Fibulin家族中,与EFEMP1结构相似的fibulin-5在肺癌细胞中也可以下调MMP-7的表达[18],另外除了MMP-7,EFEMP1、fibulin 5在其生物学功能上还可作用于其他的MMP/TIMP家族蛋白,例如EFEMP1是timp-3的结合配体[19],fibulin-5在某些肿瘤中可以调节MMP-2、MMP-3、timp-1、timp-3等的表达[20],这些研究结果说明不同的fibulin家族成员在肿瘤细胞中都可协同或独自调节MMP/TIMP家族蛋白,从而影响肿瘤细胞的侵袭能力。本文中,我们并没有发现在肺癌细胞中EFEMP1可以调控除MMP-7之外的MMP/TIMP家族蛋白(结果未显示)。
..............................
任务要求 = 将上面关于EFEMP1与fibulin-5调控MMP/TIMP家族蛋白的文段一字不改地完整照录。
..............................
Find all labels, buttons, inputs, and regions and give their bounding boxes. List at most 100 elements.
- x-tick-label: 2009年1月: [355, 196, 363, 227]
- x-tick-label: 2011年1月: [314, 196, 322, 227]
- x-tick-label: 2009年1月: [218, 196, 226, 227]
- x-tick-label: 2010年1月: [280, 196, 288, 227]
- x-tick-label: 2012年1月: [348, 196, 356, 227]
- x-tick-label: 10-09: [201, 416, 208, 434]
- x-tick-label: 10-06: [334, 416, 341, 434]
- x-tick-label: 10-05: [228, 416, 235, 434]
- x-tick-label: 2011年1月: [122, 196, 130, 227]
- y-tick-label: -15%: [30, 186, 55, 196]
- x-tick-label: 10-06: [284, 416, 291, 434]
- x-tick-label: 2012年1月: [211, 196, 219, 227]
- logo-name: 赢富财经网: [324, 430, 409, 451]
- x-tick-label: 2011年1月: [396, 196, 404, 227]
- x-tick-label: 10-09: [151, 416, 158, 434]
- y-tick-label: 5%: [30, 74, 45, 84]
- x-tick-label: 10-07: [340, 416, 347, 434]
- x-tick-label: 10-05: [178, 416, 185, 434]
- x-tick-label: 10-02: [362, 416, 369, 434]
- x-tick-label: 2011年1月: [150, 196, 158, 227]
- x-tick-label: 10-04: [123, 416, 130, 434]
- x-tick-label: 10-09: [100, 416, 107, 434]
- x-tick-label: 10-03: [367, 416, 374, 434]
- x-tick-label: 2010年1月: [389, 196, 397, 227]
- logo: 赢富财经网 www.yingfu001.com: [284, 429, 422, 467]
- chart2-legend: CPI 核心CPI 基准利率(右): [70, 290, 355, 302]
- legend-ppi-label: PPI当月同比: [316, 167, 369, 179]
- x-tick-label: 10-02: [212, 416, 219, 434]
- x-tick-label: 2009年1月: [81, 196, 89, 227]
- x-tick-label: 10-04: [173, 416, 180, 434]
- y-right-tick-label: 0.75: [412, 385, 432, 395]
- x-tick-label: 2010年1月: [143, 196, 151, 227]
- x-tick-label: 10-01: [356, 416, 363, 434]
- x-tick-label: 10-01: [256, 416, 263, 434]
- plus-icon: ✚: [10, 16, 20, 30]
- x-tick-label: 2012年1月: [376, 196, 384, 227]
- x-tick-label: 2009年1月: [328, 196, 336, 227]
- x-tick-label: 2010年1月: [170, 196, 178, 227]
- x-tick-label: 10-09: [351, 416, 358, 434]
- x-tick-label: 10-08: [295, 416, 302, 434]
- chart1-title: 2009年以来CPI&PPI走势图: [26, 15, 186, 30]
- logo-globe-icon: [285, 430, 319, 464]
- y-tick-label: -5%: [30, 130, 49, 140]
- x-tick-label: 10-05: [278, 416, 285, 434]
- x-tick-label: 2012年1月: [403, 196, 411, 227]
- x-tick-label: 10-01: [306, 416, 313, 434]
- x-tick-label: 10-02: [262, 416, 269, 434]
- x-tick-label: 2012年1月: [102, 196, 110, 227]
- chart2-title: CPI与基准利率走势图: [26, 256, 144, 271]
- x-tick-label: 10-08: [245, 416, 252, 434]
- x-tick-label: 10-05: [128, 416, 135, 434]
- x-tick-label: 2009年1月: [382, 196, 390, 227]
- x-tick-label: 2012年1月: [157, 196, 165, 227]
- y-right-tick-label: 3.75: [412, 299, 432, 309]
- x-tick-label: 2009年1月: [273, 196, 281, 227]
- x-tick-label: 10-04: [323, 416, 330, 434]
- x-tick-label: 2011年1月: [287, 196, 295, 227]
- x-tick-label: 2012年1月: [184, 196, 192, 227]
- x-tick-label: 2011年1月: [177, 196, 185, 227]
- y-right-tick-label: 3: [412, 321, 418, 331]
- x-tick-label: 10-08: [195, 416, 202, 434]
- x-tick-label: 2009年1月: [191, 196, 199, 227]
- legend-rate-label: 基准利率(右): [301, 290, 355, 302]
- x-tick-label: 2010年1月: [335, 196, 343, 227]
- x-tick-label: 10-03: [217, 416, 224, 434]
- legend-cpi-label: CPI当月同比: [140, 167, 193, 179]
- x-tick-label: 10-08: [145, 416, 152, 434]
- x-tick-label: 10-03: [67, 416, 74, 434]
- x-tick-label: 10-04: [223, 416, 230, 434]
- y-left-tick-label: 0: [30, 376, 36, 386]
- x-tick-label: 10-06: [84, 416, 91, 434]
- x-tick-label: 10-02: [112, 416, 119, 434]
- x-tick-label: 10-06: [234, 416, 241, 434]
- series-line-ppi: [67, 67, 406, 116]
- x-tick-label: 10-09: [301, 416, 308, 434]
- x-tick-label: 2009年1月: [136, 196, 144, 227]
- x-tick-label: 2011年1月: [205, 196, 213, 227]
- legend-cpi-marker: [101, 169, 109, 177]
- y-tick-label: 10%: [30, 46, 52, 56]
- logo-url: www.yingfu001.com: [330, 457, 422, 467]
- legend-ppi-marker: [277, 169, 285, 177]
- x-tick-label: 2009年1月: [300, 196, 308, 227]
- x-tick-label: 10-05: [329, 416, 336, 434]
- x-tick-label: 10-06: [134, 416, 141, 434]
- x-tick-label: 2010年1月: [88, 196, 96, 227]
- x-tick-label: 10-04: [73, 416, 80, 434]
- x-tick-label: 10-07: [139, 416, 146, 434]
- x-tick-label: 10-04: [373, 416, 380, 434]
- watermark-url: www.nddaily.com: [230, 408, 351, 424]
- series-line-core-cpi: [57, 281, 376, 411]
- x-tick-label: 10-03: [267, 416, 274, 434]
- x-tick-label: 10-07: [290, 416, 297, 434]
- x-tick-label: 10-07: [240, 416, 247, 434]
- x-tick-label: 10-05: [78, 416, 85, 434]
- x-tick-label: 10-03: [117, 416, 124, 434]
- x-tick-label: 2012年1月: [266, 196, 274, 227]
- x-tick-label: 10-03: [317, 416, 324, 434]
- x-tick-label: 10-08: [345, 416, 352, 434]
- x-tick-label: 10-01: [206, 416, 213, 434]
..............................
参考解答 =
Fibulin家族中,与EFEMP1结构相似的fibulin-5在肺癌细胞中也可以下调MMP-7的表达[18],另外除了MMP-7,EFEMP1、fibulin 5在其生物学功能上还可作用于其他的MMP/TIMP家族蛋白,例如EFEMP1是timp-3的结合配体[19],fibulin-5在某些肿瘤中可以调节MMP-2、MMP-3、timp-1、timp-3等的表达[20],这些研究结果说明不同的fibulin家族成员在肿瘤细胞中都可协同或独自调节MMP/TIMP家族蛋白,从而影响肿瘤细胞的侵袭能力。本文中,我们并没有发现在肺癌细胞中EFEMP1可以调控除MMP-7之外的MMP/TIMP家族蛋白(结果未显示)。